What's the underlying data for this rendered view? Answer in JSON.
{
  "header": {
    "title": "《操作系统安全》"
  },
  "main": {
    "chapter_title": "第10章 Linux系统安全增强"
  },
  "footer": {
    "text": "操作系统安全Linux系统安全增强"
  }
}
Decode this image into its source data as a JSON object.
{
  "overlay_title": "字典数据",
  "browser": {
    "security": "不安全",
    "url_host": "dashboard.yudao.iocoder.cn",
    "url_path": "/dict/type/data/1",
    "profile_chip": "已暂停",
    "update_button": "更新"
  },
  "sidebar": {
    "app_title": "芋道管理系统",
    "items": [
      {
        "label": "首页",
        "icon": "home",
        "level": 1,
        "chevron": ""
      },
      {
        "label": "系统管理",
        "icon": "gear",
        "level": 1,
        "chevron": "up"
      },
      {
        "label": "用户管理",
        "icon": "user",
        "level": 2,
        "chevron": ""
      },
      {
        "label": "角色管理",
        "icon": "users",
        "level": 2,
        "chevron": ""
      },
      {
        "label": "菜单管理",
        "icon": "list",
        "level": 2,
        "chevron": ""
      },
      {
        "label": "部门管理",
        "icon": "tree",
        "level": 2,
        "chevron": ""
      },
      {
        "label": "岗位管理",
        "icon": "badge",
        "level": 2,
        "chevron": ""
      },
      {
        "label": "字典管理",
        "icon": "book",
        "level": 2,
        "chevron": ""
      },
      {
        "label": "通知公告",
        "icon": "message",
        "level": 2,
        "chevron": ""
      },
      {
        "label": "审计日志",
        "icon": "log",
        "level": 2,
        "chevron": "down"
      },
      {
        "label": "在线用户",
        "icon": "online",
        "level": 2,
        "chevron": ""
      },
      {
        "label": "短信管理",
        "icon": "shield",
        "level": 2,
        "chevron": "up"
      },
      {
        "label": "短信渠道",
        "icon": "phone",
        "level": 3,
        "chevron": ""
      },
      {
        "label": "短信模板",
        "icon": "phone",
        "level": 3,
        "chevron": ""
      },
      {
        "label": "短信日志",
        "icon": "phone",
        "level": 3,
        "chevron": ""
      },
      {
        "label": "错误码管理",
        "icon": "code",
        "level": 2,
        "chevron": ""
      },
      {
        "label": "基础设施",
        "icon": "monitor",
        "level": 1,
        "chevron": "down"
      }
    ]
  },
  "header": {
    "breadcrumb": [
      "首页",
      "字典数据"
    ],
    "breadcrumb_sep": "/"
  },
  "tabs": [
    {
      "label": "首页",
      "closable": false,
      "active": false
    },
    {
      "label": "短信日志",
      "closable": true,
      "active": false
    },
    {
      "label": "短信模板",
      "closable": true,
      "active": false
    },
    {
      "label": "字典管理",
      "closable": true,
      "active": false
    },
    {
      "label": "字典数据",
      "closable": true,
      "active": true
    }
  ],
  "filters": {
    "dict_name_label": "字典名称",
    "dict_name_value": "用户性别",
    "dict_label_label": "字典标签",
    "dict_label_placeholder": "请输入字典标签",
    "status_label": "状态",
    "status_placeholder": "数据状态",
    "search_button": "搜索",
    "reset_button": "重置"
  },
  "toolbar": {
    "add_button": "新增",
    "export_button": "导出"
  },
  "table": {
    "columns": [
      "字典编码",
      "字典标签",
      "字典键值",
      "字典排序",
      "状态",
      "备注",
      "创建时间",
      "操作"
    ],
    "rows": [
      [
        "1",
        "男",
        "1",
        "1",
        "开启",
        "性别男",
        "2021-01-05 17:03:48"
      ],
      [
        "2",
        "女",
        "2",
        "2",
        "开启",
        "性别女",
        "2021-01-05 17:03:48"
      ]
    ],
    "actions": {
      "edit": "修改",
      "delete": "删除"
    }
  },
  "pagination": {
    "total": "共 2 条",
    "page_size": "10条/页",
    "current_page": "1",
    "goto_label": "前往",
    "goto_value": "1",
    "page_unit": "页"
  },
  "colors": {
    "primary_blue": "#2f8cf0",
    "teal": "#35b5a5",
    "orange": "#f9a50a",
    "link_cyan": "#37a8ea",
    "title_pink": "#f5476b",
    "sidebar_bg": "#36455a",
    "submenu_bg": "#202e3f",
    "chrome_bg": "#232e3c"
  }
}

§ Written request: Scan the lines for the string "data". Copy out each line that matches.

§ Exercise result:
What's the underlying data for this rendered view? Answer in JSON.
Decode this image into its source data as a JSON object.
    "url_path": "/dict/type/data/1",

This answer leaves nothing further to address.